_Short exercise_
Set the following entries down again exactly, line by line.

_Task material_
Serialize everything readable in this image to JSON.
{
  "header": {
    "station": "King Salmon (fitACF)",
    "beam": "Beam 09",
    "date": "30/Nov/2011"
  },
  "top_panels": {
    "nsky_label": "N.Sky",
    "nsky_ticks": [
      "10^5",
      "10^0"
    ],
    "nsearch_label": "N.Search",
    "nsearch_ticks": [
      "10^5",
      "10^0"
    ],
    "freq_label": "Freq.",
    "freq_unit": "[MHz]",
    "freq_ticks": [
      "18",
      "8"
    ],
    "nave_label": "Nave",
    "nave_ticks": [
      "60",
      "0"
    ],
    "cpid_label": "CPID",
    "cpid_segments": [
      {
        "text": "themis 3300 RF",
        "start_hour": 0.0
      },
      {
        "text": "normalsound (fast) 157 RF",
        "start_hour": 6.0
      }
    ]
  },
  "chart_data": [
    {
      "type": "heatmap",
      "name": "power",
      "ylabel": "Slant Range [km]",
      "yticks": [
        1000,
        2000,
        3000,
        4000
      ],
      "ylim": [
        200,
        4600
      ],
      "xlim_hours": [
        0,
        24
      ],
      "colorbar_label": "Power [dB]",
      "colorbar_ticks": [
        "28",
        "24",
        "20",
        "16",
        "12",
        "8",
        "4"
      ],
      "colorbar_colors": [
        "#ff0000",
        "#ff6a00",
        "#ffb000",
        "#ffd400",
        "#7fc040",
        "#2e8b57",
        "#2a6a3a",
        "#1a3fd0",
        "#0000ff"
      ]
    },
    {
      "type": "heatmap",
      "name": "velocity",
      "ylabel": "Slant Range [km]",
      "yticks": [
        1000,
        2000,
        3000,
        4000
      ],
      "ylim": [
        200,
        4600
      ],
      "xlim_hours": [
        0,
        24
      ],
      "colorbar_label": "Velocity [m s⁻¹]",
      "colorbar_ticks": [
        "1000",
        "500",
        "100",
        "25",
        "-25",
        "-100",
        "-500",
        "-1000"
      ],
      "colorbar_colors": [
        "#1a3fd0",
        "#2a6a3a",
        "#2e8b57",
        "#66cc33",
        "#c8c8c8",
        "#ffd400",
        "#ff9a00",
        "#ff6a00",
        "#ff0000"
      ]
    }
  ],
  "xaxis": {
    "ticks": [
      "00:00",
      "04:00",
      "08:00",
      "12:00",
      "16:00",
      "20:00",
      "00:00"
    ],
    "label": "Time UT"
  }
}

_Answer to the task_
Serialize everything readable in this image to JSON.
{
  "header": {
    "station": "King Salmon (fitACF)",
    "beam": "Beam 09",
    "date": "30/Nov/2011"
  },
  "top_panels": {
    "nsky_label": "N.Sky",
    "nsky_ticks": [
      "10^5",
      "10^0"
    ],
    "nsearch_label": "N.Search",
    "nsearch_ticks": [
      "10^5",
      "10^0"
    ],
    "freq_label": "Freq.",
    "freq_unit": "[MHz]",
    "freq_ticks": [
      "18",
      "8"
    ],
    "nave_label": "Nave",
    "nave_ticks": [
      "60",
      "0"
    ],
    "cpid_label": "CPID",
    "cpid_segments": [
      {
        "text": "themis 3300 RF",
        "start_hour": 0.0
      },
      {
        "text": "normalsound (fast) 157 RF",
        "start_hour": 6.0
      }
    ]
  },
  "chart_data": [
    {
      "type": "heatmap",
      "name": "power",
      "ylabel": "Slant Range [km]",
      "yticks": [
        1000,
        2000,
        3000,
        4000
      ],
      "ylim": [
        200,
        4600
      ],
      "xlim_hours": [
        0,
        24
      ],
      "colorbar_label": "Power [dB]",
      "colorbar_ticks": [
        "28",
        "24",
        "20",
        "16",
        "12",
        "8",
        "4"
      ],
      "colorbar_colors": [
        "#ff0000",
        "#ff6a00",
        "#ffb000",
        "#ffd400",
        "#7fc040",
        "#2e8b57",
        "#2a6a3a",
        "#1a3fd0",
        "#0000ff"
      ]
    },
    {
      "type": "heatmap",
      "name": "velocity",
      "ylabel": "Slant Range [km]",
      "yticks": [
        1000,
        2000,
        3000,
        4000
      ],
      "ylim": [
        200,
        4600
      ],
      "xlim_hours": [
        0,
        24
      ],
      "colorbar_label": "Velocity [m s⁻¹]",
      "colorbar_ticks": [
        "1000",
        "500",
        "100",
        "25",
        "-25",
        "-100",
        "-500",
        "-1000"
      ],
      "colorbar_colors": [
        "#1a3fd0",
        "#2a6a3a",
        "#2e8b57",
        "#66cc33",
        "#c8c8c8",
        "#ffd400",
        "#ff9a00",
        "#ff6a00",
        "#ff0000"
      ]
    }
  ],
  "xaxis": {
    "ticks": [
      "00:00",
      "04:00",
      "08:00",
      "12:00",
      "16:00",
      "20:00",
      "00:00"
    ],
    "label": "Time UT"
  }
}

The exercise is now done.